(Dataset listings of figures)
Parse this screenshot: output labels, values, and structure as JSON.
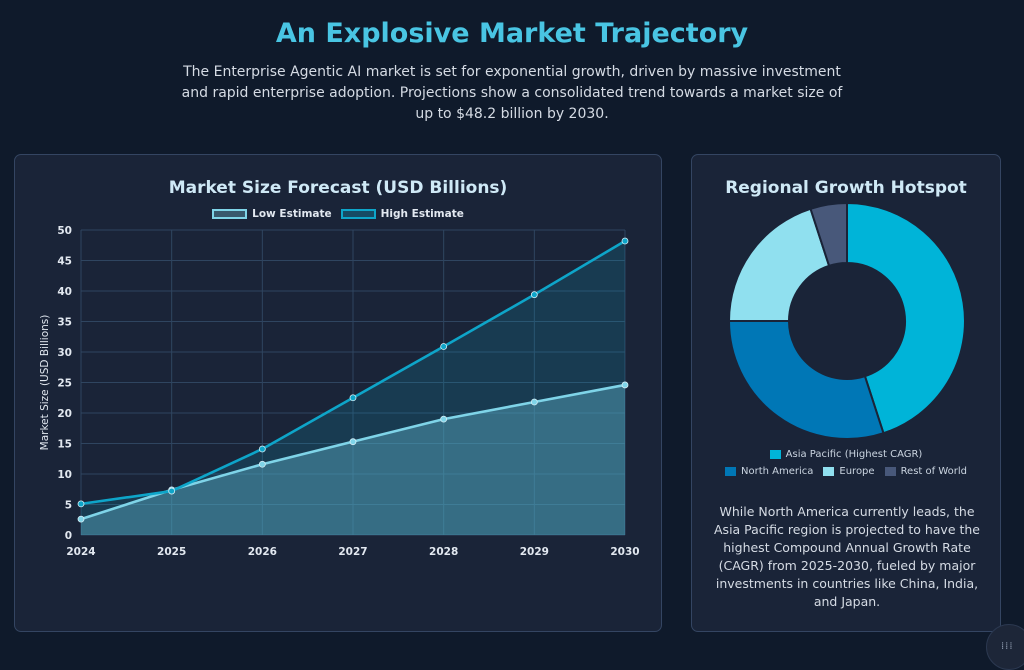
{
  "header": {
    "title": "An Explosive Market Trajectory",
    "description": "The Enterprise Agentic AI market is set for exponential growth, driven by massive investment and rapid enterprise adoption. Projections show a consolidated trend towards a market size of up to $48.2 billion by 2030."
  },
  "colors": {
    "low": "#7fd4e8",
    "high": "#0ea5c9",
    "asia_pacific": "#00b4d8",
    "north_america": "#0077b6",
    "europe": "#90e0ef",
    "rest_of_world": "#48587a"
  },
  "chart_data": [
    {
      "type": "area",
      "title": "Market Size Forecast (USD Billions)",
      "xlabel": "",
      "ylabel": "Market Size (USD Billions)",
      "categories": [
        "2024",
        "2025",
        "2026",
        "2027",
        "2028",
        "2029",
        "2030"
      ],
      "ylim": [
        0,
        50
      ],
      "yticks": [
        0,
        5,
        10,
        15,
        20,
        25,
        30,
        35,
        40,
        45,
        50
      ],
      "grid": true,
      "legend_position": "top",
      "series": [
        {
          "name": "Low Estimate",
          "values": [
            2.6,
            7.4,
            11.6,
            15.3,
            19.0,
            21.8,
            24.6
          ]
        },
        {
          "name": "High Estimate",
          "values": [
            5.1,
            7.2,
            14.1,
            22.5,
            30.9,
            39.4,
            48.2
          ]
        }
      ]
    },
    {
      "type": "pie",
      "variant": "doughnut",
      "title": "Regional Growth Hotspot",
      "legend_position": "bottom",
      "labels": [
        "Asia Pacific (Highest CAGR)",
        "North America",
        "Europe",
        "Rest of World"
      ],
      "values": [
        45,
        30,
        20,
        5
      ]
    }
  ],
  "pie_note": "While North America currently leads, the Asia Pacific region is projected to have the highest Compound Annual Growth Rate (CAGR) from 2025-2030, fueled by major investments in countries like China, India, and Japan."
}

_GIVEN PROBLEM_
Search the listing for the word "title". Copy every line in which it occurs.

_RESULT OF THE EXERCISE_
    "title": "An Explosive Market Trajectory",
      "title": "Market Size Forecast (USD Billions)",
      "title": "Regional Growth Hotspot",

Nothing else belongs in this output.